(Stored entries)
------

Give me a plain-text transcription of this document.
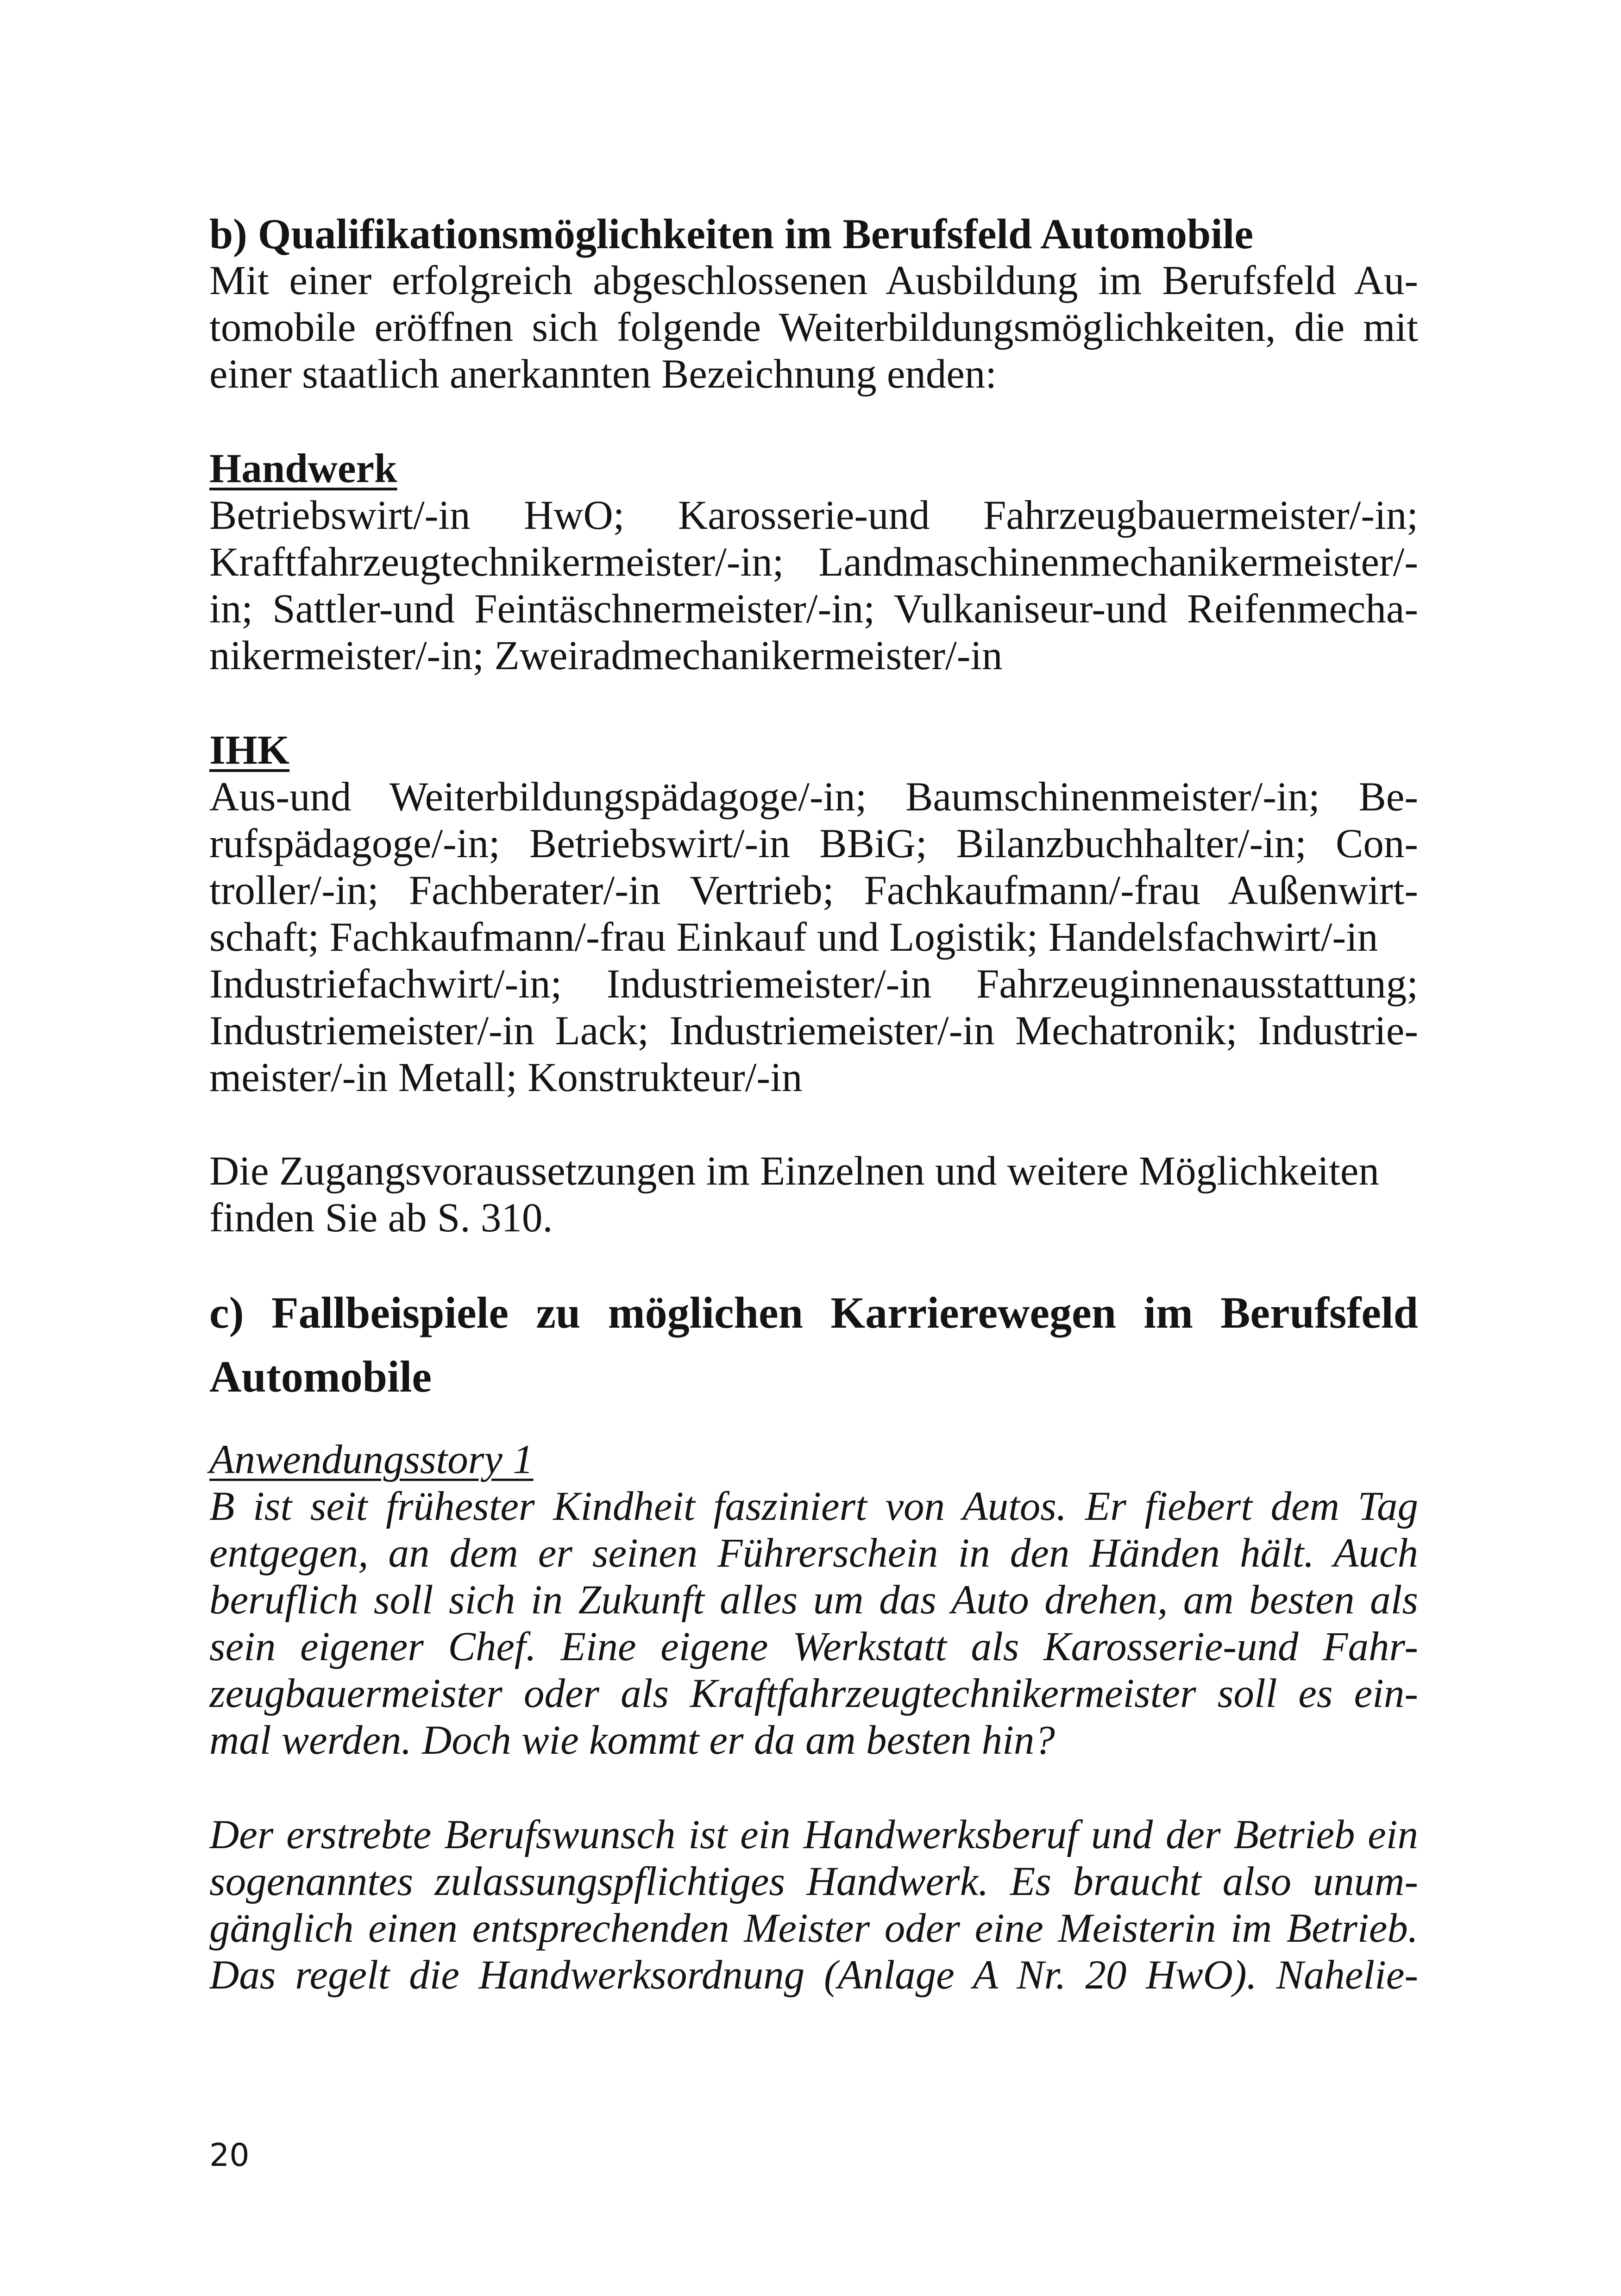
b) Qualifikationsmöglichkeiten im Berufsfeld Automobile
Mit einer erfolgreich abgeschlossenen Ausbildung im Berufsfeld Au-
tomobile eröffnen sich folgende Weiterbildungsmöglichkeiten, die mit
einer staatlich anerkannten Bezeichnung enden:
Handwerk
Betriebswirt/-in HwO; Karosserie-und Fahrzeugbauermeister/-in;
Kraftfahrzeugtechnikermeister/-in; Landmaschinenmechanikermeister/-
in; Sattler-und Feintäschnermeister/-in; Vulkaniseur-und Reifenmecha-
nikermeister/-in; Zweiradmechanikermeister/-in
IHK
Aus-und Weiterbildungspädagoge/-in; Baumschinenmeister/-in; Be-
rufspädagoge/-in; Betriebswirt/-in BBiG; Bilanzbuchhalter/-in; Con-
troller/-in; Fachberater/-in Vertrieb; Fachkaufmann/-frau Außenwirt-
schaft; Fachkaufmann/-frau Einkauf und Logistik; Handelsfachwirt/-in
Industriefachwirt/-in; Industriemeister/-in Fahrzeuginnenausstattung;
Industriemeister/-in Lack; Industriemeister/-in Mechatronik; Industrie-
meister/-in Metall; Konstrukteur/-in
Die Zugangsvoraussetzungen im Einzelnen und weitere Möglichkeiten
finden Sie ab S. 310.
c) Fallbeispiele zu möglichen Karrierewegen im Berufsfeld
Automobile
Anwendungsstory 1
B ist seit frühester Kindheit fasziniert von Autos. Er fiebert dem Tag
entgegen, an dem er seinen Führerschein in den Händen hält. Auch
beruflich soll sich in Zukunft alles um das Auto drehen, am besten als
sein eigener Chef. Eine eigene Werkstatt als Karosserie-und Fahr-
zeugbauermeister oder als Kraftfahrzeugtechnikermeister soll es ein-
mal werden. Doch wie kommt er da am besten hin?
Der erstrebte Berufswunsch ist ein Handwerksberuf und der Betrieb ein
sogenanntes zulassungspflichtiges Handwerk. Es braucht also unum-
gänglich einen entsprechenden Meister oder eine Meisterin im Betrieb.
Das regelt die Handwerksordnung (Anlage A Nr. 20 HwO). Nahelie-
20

------

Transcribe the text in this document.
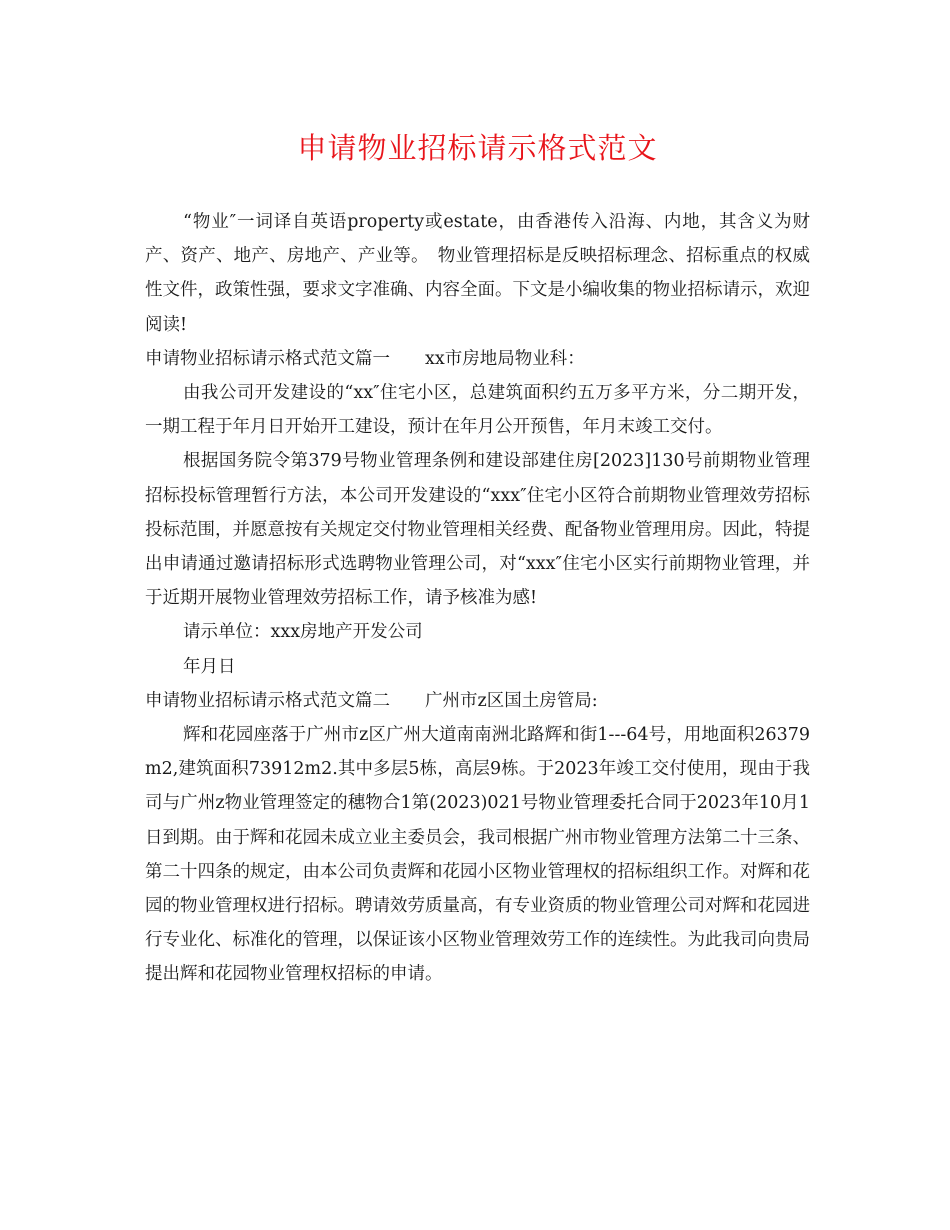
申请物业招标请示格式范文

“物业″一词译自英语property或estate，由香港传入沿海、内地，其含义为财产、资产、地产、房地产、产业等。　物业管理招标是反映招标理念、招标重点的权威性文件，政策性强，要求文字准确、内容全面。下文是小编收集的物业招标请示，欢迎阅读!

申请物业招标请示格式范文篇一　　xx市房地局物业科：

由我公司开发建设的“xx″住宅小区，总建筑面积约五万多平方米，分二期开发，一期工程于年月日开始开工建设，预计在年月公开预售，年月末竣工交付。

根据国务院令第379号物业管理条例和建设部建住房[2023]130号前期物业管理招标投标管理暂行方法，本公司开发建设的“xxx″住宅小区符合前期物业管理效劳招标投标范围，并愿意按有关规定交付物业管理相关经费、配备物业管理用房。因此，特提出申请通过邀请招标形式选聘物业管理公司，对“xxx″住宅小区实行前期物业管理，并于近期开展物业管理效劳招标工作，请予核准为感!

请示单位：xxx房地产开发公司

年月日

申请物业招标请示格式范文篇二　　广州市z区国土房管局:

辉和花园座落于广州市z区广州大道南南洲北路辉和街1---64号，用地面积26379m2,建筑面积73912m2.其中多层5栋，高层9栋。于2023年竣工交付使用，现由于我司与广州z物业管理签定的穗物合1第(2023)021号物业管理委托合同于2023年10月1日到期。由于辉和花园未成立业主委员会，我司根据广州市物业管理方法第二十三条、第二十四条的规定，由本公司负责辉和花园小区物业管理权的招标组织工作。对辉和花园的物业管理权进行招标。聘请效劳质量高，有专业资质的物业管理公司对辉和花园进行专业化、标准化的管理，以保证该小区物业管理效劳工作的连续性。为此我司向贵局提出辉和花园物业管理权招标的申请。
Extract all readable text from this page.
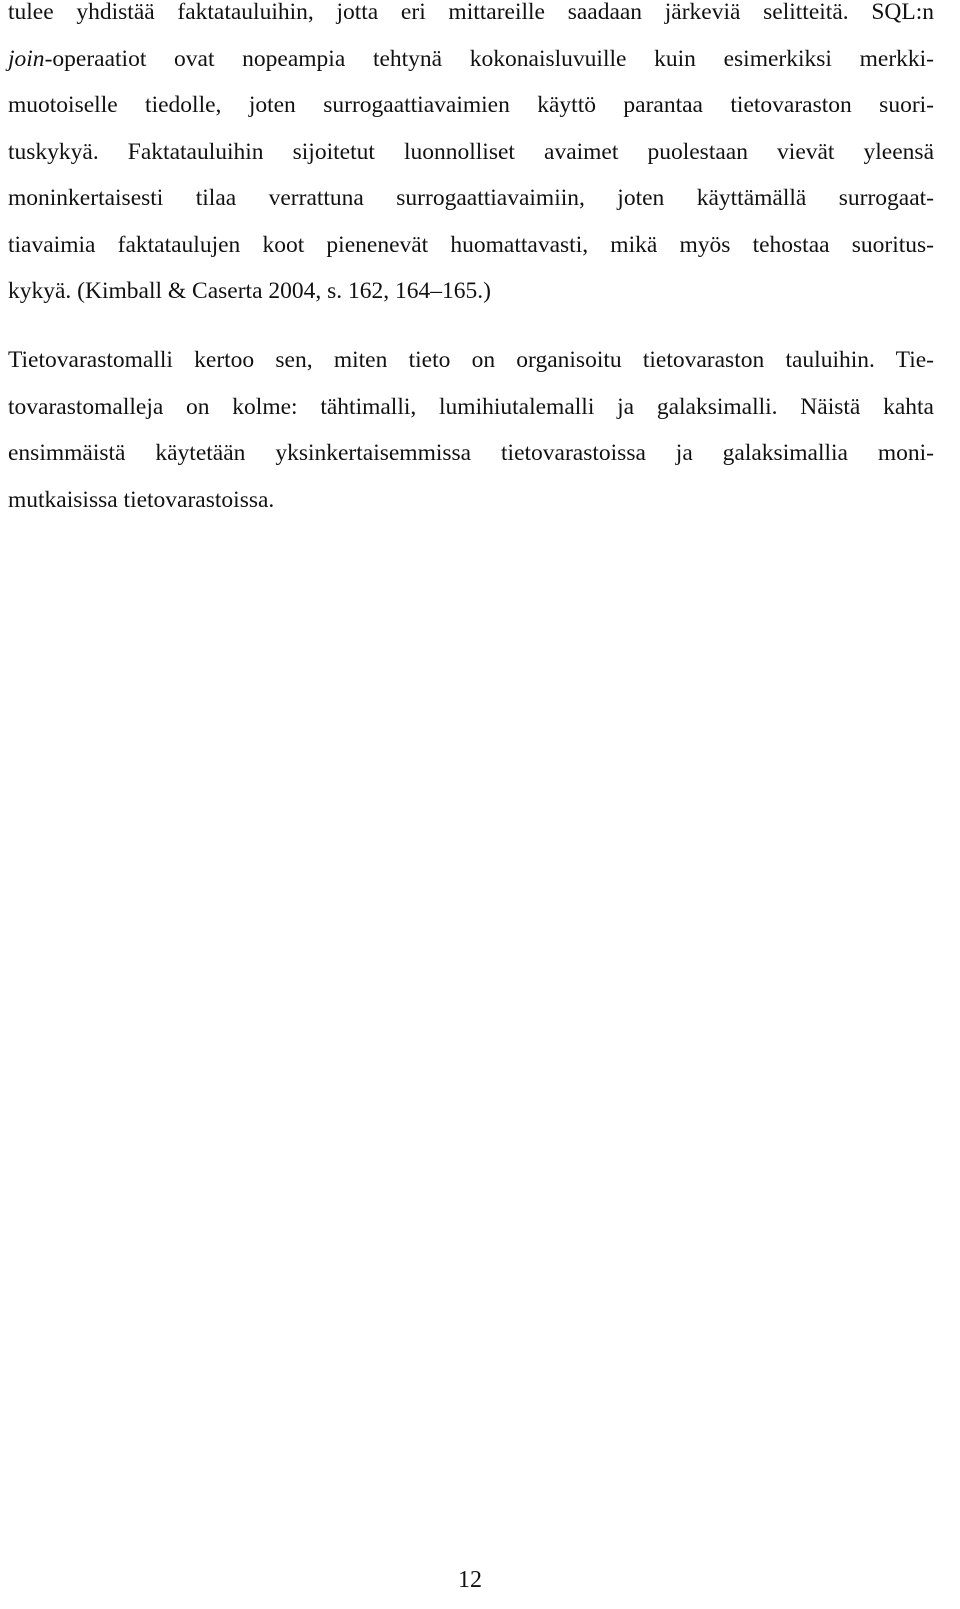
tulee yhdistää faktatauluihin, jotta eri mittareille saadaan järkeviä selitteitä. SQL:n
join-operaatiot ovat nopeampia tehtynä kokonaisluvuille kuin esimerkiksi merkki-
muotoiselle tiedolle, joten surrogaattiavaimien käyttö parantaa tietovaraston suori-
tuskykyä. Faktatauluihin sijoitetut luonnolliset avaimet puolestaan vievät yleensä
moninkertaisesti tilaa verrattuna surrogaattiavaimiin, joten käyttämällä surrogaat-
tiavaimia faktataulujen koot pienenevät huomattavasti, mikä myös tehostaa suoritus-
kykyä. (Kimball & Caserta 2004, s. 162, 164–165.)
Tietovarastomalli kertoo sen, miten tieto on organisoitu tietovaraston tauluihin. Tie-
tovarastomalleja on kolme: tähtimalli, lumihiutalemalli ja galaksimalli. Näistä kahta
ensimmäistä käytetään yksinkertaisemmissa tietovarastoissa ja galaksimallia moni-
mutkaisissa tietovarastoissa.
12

------

PROBLEM DETAILS:
Which lines include the word "oder"? List them all.

SOLUTION FOR THIS EXERCISE:
zeugbauermeister oder als Kraftfahrzeugtechnikermeister soll es ein-
gänglich einen entsprechenden Meister oder eine Meisterin im Betrieb.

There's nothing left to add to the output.